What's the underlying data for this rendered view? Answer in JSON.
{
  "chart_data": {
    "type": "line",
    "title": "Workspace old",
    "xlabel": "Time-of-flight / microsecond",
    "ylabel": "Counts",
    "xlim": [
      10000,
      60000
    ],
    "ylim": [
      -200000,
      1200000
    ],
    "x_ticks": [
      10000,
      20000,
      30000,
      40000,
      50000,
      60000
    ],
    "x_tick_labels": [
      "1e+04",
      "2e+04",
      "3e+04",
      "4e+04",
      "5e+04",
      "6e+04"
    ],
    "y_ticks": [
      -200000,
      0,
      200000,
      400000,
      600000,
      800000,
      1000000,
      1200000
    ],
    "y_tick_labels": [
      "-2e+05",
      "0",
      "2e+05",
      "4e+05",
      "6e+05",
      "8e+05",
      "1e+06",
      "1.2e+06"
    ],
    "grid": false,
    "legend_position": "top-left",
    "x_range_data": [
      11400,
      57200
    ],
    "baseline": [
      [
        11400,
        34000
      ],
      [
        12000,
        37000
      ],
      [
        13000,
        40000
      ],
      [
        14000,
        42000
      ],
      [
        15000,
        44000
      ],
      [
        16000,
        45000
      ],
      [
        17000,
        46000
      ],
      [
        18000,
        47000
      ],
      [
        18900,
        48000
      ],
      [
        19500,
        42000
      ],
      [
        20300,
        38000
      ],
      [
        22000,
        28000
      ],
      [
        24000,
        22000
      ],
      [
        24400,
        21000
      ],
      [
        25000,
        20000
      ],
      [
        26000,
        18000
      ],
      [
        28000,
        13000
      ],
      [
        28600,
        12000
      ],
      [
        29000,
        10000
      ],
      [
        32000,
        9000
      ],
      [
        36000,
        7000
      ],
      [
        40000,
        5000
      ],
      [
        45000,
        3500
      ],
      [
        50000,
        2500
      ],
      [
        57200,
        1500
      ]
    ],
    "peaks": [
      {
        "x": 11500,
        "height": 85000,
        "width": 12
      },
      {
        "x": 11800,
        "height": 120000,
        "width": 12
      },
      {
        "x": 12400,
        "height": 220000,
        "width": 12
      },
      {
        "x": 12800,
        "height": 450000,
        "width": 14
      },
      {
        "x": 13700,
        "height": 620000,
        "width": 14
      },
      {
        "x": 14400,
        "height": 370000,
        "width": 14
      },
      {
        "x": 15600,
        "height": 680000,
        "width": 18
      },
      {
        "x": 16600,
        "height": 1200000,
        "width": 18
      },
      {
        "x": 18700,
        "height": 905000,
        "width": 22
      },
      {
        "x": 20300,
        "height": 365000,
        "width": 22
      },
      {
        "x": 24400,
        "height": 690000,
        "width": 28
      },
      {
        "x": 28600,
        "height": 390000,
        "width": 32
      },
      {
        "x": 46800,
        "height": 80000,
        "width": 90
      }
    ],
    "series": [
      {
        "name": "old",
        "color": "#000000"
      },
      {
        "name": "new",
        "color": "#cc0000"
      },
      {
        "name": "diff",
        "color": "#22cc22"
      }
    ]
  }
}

□ □ □ □ □ □ □

**Brief:** Write out all records exactly, keeping every detail.

**Written reply:**
What's the underlying data for this rendered view? Answer in JSON.
{
  "chart_data": {
    "type": "line",
    "title": "Workspace old",
    "xlabel": "Time-of-flight / microsecond",
    "ylabel": "Counts",
    "xlim": [
      10000,
      60000
    ],
    "ylim": [
      -200000,
      1200000
    ],
    "x_ticks": [
      10000,
      20000,
      30000,
      40000,
      50000,
      60000
    ],
    "x_tick_labels": [
      "1e+04",
      "2e+04",
      "3e+04",
      "4e+04",
      "5e+04",
      "6e+04"
    ],
    "y_ticks": [
      -200000,
      0,
      200000,
      400000,
      600000,
      800000,
      1000000,
      1200000
    ],
    "y_tick_labels": [
      "-2e+05",
      "0",
      "2e+05",
      "4e+05",
      "6e+05",
      "8e+05",
      "1e+06",
      "1.2e+06"
    ],
    "grid": false,
    "legend_position": "top-left",
    "x_range_data": [
      11400,
      57200
    ],
    "baseline": [
      [
        11400,
        34000
      ],
      [
        12000,
        37000
      ],
      [
        13000,
        40000
      ],
      [
        14000,
        42000
      ],
      [
        15000,
        44000
      ],
      [
        16000,
        45000
      ],
      [
        17000,
        46000
      ],
      [
        18000,
        47000
      ],
      [
        18900,
        48000
      ],
      [
        19500,
        42000
      ],
      [
        20300,
        38000
      ],
      [
        22000,
        28000
      ],
      [
        24000,
        22000
      ],
      [
        24400,
        21000
      ],
      [
        25000,
        20000
      ],
      [
        26000,
        18000
      ],
      [
        28000,
        13000
      ],
      [
        28600,
        12000
      ],
      [
        29000,
        10000
      ],
      [
        32000,
        9000
      ],
      [
        36000,
        7000
      ],
      [
        40000,
        5000
      ],
      [
        45000,
        3500
      ],
      [
        50000,
        2500
      ],
      [
        57200,
        1500
      ]
    ],
    "peaks": [
      {
        "x": 11500,
        "height": 85000,
        "width": 12
      },
      {
        "x": 11800,
        "height": 120000,
        "width": 12
      },
      {
        "x": 12400,
        "height": 220000,
        "width": 12
      },
      {
        "x": 12800,
        "height": 450000,
        "width": 14
      },
      {
        "x": 13700,
        "height": 620000,
        "width": 14
      },
      {
        "x": 14400,
        "height": 370000,
        "width": 14
      },
      {
        "x": 15600,
        "height": 680000,
        "width": 18
      },
      {
        "x": 16600,
        "height": 1200000,
        "width": 18
      },
      {
        "x": 18700,
        "height": 905000,
        "width": 22
      },
      {
        "x": 20300,
        "height": 365000,
        "width": 22
      },
      {
        "x": 24400,
        "height": 690000,
        "width": 28
      },
      {
        "x": 28600,
        "height": 390000,
        "width": 32
      },
      {
        "x": 46800,
        "height": 80000,
        "width": 90
      }
    ],
    "series": [
      {
        "name": "old",
        "color": "#000000"
      },
      {
        "name": "new",
        "color": "#cc0000"
      },
      {
        "name": "diff",
        "color": "#22cc22"
      }
    ]
  }
}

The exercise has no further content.